• [Given problem] Transcribe the material exactly. Images do not belong in the copy.
* Start Provided information *
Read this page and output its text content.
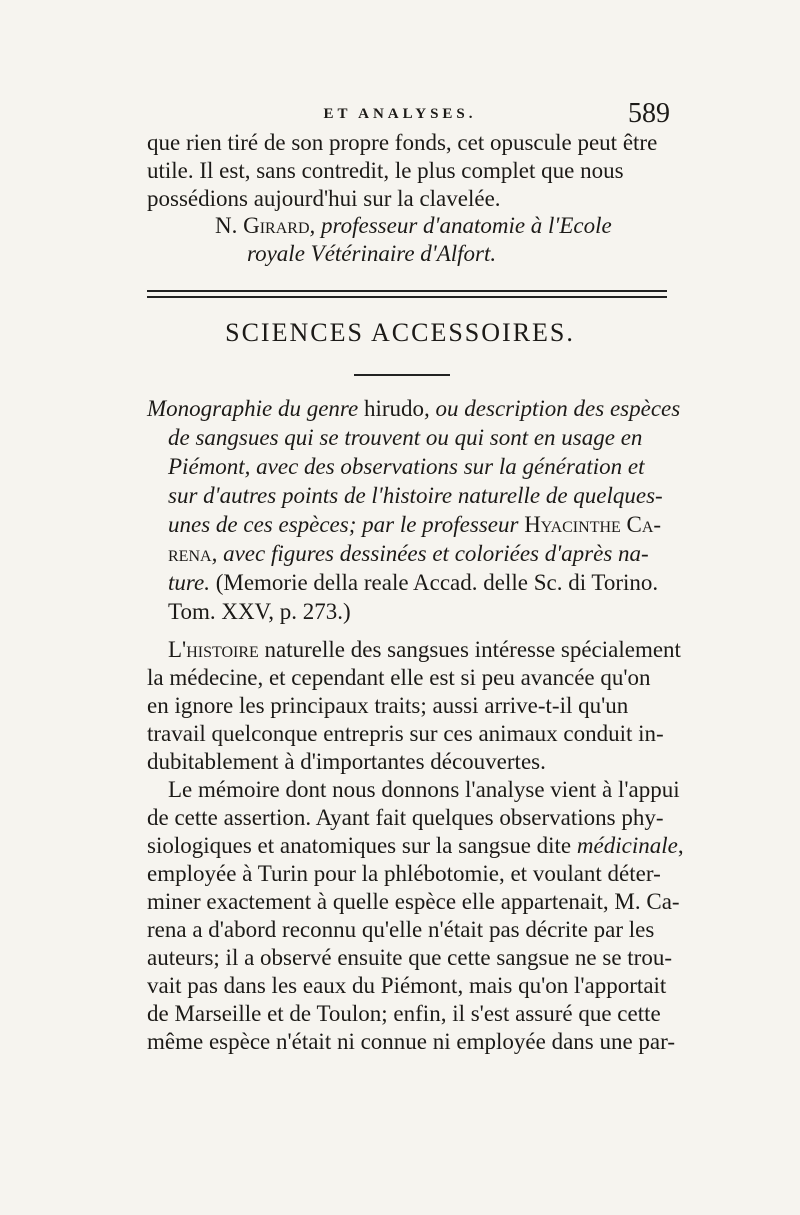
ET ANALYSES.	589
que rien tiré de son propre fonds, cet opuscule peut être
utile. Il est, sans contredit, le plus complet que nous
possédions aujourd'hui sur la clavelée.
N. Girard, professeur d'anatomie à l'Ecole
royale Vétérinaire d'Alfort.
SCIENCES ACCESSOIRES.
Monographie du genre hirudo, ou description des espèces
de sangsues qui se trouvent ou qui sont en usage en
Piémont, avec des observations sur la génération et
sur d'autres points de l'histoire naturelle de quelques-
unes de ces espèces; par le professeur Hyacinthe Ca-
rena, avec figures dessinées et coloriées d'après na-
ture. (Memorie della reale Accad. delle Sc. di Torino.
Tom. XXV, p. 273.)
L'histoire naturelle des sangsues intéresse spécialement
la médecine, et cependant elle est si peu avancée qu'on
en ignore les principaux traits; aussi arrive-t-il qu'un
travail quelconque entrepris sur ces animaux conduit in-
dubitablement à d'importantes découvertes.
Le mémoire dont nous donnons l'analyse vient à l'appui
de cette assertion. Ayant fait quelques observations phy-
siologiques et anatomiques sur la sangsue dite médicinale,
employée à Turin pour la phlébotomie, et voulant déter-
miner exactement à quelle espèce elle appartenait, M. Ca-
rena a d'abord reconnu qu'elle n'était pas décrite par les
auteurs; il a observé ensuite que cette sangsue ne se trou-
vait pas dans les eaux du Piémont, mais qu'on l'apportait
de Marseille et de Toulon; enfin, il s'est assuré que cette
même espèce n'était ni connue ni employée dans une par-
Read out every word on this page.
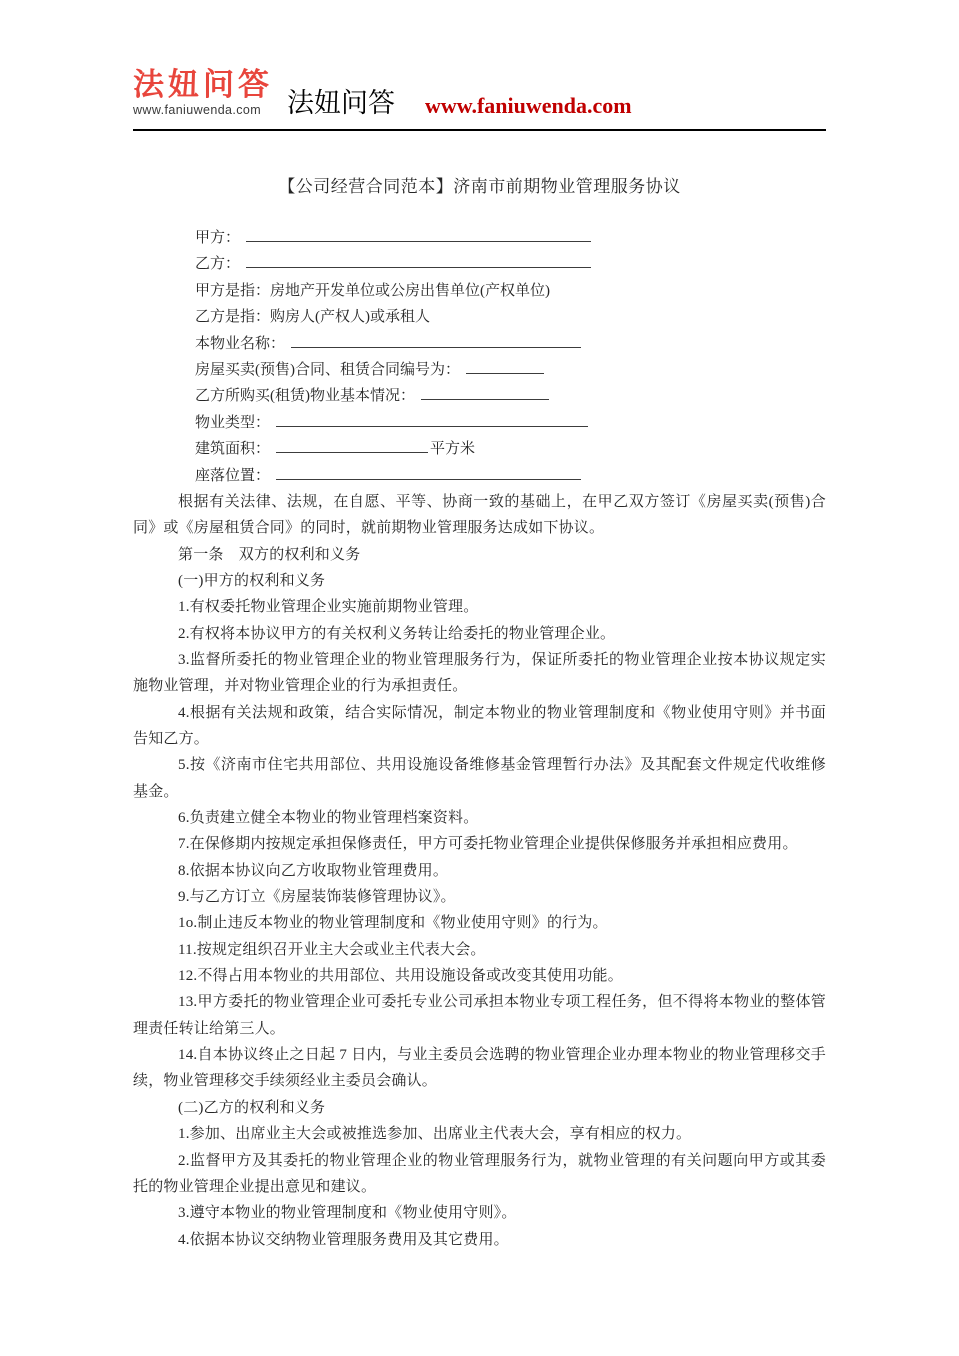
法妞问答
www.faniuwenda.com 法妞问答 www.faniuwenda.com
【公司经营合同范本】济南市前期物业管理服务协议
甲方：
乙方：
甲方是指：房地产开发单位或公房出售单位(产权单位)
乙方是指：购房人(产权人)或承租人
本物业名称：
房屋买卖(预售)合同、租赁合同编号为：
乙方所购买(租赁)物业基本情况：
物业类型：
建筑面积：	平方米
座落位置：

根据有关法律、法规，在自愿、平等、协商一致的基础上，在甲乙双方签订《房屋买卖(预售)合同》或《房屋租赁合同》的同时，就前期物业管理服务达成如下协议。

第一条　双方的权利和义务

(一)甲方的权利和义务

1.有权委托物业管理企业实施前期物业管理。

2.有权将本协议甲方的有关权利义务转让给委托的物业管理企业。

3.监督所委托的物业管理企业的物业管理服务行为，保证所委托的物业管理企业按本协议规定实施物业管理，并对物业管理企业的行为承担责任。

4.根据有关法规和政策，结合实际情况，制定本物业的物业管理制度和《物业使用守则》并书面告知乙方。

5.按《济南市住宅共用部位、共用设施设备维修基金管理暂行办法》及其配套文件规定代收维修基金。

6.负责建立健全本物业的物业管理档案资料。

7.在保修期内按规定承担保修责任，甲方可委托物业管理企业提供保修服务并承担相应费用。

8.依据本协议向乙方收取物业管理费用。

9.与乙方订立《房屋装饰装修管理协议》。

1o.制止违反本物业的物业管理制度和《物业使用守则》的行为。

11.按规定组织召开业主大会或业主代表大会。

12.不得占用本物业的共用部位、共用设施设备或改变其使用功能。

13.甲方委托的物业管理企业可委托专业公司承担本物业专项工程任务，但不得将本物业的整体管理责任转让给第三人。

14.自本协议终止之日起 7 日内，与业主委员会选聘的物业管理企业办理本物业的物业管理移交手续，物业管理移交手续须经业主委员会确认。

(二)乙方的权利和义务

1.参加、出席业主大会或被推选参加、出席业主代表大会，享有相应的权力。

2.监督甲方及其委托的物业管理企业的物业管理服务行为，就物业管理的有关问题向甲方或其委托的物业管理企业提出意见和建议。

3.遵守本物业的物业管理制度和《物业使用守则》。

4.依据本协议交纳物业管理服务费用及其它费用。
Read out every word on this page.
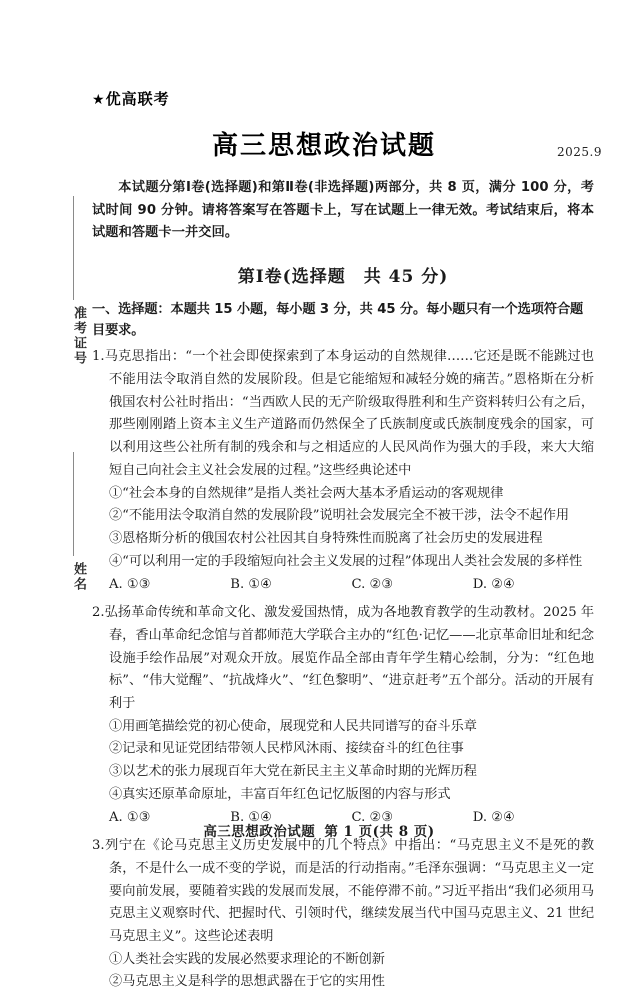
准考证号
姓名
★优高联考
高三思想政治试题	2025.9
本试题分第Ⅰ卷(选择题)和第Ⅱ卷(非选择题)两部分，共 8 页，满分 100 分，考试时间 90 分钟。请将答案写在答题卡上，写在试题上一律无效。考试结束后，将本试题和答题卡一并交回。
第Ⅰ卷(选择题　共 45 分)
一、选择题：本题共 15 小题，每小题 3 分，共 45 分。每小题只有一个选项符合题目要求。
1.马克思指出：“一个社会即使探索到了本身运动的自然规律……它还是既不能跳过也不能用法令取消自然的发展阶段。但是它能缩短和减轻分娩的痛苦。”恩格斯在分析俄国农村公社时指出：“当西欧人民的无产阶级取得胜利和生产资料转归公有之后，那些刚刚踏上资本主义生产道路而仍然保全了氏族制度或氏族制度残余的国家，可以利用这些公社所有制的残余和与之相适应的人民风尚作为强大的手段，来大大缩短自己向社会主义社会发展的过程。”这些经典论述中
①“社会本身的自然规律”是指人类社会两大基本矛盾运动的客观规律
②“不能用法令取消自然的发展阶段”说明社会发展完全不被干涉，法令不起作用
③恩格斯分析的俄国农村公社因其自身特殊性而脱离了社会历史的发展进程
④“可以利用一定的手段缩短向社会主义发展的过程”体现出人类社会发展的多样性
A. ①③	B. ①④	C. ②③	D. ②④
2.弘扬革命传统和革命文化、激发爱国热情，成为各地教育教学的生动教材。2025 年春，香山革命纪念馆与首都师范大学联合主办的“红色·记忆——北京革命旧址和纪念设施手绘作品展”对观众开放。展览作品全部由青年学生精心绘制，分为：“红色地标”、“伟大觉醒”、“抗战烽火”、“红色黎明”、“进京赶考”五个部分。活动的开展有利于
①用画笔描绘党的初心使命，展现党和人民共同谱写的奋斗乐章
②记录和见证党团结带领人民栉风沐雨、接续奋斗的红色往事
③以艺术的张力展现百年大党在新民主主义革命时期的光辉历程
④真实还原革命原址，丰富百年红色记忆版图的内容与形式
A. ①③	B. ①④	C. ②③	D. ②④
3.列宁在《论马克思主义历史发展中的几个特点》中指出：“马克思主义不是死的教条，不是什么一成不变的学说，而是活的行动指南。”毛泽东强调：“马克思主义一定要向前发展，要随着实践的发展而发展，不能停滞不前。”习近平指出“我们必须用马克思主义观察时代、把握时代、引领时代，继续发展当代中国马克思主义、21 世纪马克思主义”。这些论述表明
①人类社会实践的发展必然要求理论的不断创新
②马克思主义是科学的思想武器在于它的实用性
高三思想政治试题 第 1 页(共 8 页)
* End Provided information *
• [Result]
Read this page and output its text content.
ET ANALYSES.	589
que rien tiré de son propre fonds, cet opuscule peut être
utile. Il est, sans contredit, le plus complet que nous
possédions aujourd'hui sur la clavelée.
N. Girard, professeur d'anatomie à l'Ecole
royale Vétérinaire d'Alfort.
SCIENCES ACCESSOIRES.
Monographie du genre hirudo, ou description des espèces
de sangsues qui se trouvent ou qui sont en usage en
Piémont, avec des observations sur la génération et
sur d'autres points de l'histoire naturelle de quelques-
unes de ces espèces; par le professeur Hyacinthe Ca-
rena, avec figures dessinées et coloriées d'après na-
ture. (Memorie della reale Accad. delle Sc. di Torino.
Tom. XXV, p. 273.)
L'histoire naturelle des sangsues intéresse spécialement
la médecine, et cependant elle est si peu avancée qu'on
en ignore les principaux traits; aussi arrive-t-il qu'un
travail quelconque entrepris sur ces animaux conduit in-
dubitablement à d'importantes découvertes.
Le mémoire dont nous donnons l'analyse vient à l'appui
de cette assertion. Ayant fait quelques observations phy-
siologiques et anatomiques sur la sangsue dite médicinale,
employée à Turin pour la phlébotomie, et voulant déter-
miner exactement à quelle espèce elle appartenait, M. Ca-
rena a d'abord reconnu qu'elle n'était pas décrite par les
auteurs; il a observé ensuite que cette sangsue ne se trou-
vait pas dans les eaux du Piémont, mais qu'on l'apportait
de Marseille et de Toulon; enfin, il s'est assuré que cette
même espèce n'était ni connue ni employée dans une par-
Read out every word on this page.
法妞问答
www.faniuwenda.com 法妞问答 www.faniuwenda.com
【公司经营合同范本】济南市前期物业管理服务协议
甲方：
乙方：
甲方是指：房地产开发单位或公房出售单位(产权单位)
乙方是指：购房人(产权人)或承租人
本物业名称：
房屋买卖(预售)合同、租赁合同编号为：
乙方所购买(租赁)物业基本情况：
物业类型：
建筑面积：	平方米
座落位置：

根据有关法律、法规，在自愿、平等、协商一致的基础上，在甲乙双方签订《房屋买卖(预售)合同》或《房屋租赁合同》的同时，就前期物业管理服务达成如下协议。

第一条　双方的权利和义务

(一)甲方的权利和义务

1.有权委托物业管理企业实施前期物业管理。

2.有权将本协议甲方的有关权利义务转让给委托的物业管理企业。

3.监督所委托的物业管理企业的物业管理服务行为，保证所委托的物业管理企业按本协议规定实施物业管理，并对物业管理企业的行为承担责任。

4.根据有关法规和政策，结合实际情况，制定本物业的物业管理制度和《物业使用守则》并书面告知乙方。

5.按《济南市住宅共用部位、共用设施设备维修基金管理暂行办法》及其配套文件规定代收维修基金。

6.负责建立健全本物业的物业管理档案资料。

7.在保修期内按规定承担保修责任，甲方可委托物业管理企业提供保修服务并承担相应费用。

8.依据本协议向乙方收取物业管理费用。

9.与乙方订立《房屋装饰装修管理协议》。

1o.制止违反本物业的物业管理制度和《物业使用守则》的行为。

11.按规定组织召开业主大会或业主代表大会。

12.不得占用本物业的共用部位、共用设施设备或改变其使用功能。

13.甲方委托的物业管理企业可委托专业公司承担本物业专项工程任务，但不得将本物业的整体管理责任转让给第三人。

14.自本协议终止之日起 7 日内，与业主委员会选聘的物业管理企业办理本物业的物业管理移交手续，物业管理移交手续须经业主委员会确认。

(二)乙方的权利和义务

1.参加、出席业主大会或被推选参加、出席业主代表大会，享有相应的权力。

2.监督甲方及其委托的物业管理企业的物业管理服务行为，就物业管理的有关问题向甲方或其委托的物业管理企业提出意见和建议。

3.遵守本物业的物业管理制度和《物业使用守则》。

4.依据本协议交纳物业管理服务费用及其它费用。
Read out every word on this page.
准考证号
姓名
★优高联考
高三思想政治试题	2025.9
本试题分第Ⅰ卷(选择题)和第Ⅱ卷(非选择题)两部分，共 8 页，满分 100 分，考试时间 90 分钟。请将答案写在答题卡上，写在试题上一律无效。考试结束后，将本试题和答题卡一并交回。
第Ⅰ卷(选择题　共 45 分)
一、选择题：本题共 15 小题，每小题 3 分，共 45 分。每小题只有一个选项符合题目要求。
1.马克思指出：“一个社会即使探索到了本身运动的自然规律……它还是既不能跳过也不能用法令取消自然的发展阶段。但是它能缩短和减轻分娩的痛苦。”恩格斯在分析俄国农村公社时指出：“当西欧人民的无产阶级取得胜利和生产资料转归公有之后，那些刚刚踏上资本主义生产道路而仍然保全了氏族制度或氏族制度残余的国家，可以利用这些公社所有制的残余和与之相适应的人民风尚作为强大的手段，来大大缩短自己向社会主义社会发展的过程。”这些经典论述中
①“社会本身的自然规律”是指人类社会两大基本矛盾运动的客观规律
②“不能用法令取消自然的发展阶段”说明社会发展完全不被干涉，法令不起作用
③恩格斯分析的俄国农村公社因其自身特殊性而脱离了社会历史的发展进程
④“可以利用一定的手段缩短向社会主义发展的过程”体现出人类社会发展的多样性
A. ①③	B. ①④	C. ②③	D. ②④
2.弘扬革命传统和革命文化、激发爱国热情，成为各地教育教学的生动教材。2025 年春，香山革命纪念馆与首都师范大学联合主办的“红色·记忆——北京革命旧址和纪念设施手绘作品展”对观众开放。展览作品全部由青年学生精心绘制，分为：“红色地标”、“伟大觉醒”、“抗战烽火”、“红色黎明”、“进京赶考”五个部分。活动的开展有利于
①用画笔描绘党的初心使命，展现党和人民共同谱写的奋斗乐章
②记录和见证党团结带领人民栉风沐雨、接续奋斗的红色往事
③以艺术的张力展现百年大党在新民主主义革命时期的光辉历程
④真实还原革命原址，丰富百年红色记忆版图的内容与形式
A. ①③	B. ①④	C. ②③	D. ②④
3.列宁在《论马克思主义历史发展中的几个特点》中指出：“马克思主义不是死的教条，不是什么一成不变的学说，而是活的行动指南。”毛泽东强调：“马克思主义一定要向前发展，要随着实践的发展而发展，不能停滞不前。”习近平指出“我们必须用马克思主义观察时代、把握时代、引领时代，继续发展当代中国马克思主义、21 世纪马克思主义”。这些论述表明
①人类社会实践的发展必然要求理论的不断创新
②马克思主义是科学的思想武器在于它的实用性
高三思想政治试题 第 1 页(共 8 页)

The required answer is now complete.